→ INSTRUCTIONS TO FOLLOW
Copy out each line of the records below without any changes.

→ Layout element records
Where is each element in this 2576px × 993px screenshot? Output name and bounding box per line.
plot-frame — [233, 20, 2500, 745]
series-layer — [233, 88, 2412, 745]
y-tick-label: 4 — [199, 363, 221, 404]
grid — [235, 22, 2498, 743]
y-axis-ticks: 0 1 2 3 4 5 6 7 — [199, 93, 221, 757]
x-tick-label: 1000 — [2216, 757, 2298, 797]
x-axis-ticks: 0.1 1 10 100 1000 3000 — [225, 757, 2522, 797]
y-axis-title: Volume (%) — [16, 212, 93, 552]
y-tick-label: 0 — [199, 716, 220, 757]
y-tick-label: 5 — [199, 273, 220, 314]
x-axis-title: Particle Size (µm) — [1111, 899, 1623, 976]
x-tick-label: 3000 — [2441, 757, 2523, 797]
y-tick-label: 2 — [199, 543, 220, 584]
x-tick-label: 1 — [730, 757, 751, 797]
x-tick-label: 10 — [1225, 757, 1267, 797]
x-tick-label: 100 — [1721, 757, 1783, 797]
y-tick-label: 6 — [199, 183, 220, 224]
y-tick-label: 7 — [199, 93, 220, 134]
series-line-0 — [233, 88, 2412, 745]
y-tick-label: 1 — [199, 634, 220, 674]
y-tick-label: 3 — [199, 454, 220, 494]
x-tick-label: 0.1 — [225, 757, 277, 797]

→ RESULT OF THIS EXERCISE
Where is each element in this 2576px × 993px screenshot? Output name and bounding box per line.
plot-frame — [233, 20, 2500, 745]
series-layer — [233, 88, 2412, 745]
y-tick-label: 4 — [199, 363, 221, 404]
grid — [235, 22, 2498, 743]
y-axis-ticks: 0 1 2 3 4 5 6 7 — [199, 93, 221, 757]
x-tick-label: 1000 — [2216, 757, 2298, 797]
x-axis-ticks: 0.1 1 10 100 1000 3000 — [225, 757, 2522, 797]
y-axis-title: Volume (%) — [16, 212, 93, 552]
y-tick-label: 0 — [199, 716, 220, 757]
y-tick-label: 5 — [199, 273, 220, 314]
x-axis-title: Particle Size (µm) — [1111, 899, 1623, 976]
x-tick-label: 3000 — [2441, 757, 2523, 797]
y-tick-label: 2 — [199, 543, 220, 584]
x-tick-label: 1 — [730, 757, 751, 797]
x-tick-label: 10 — [1225, 757, 1267, 797]
x-tick-label: 100 — [1721, 757, 1783, 797]
y-tick-label: 6 — [199, 183, 220, 224]
y-tick-label: 7 — [199, 93, 220, 134]
series-line-0 — [233, 88, 2412, 745]
y-tick-label: 1 — [199, 634, 220, 674]
y-tick-label: 3 — [199, 454, 220, 494]
x-tick-label: 0.1 — [225, 757, 277, 797]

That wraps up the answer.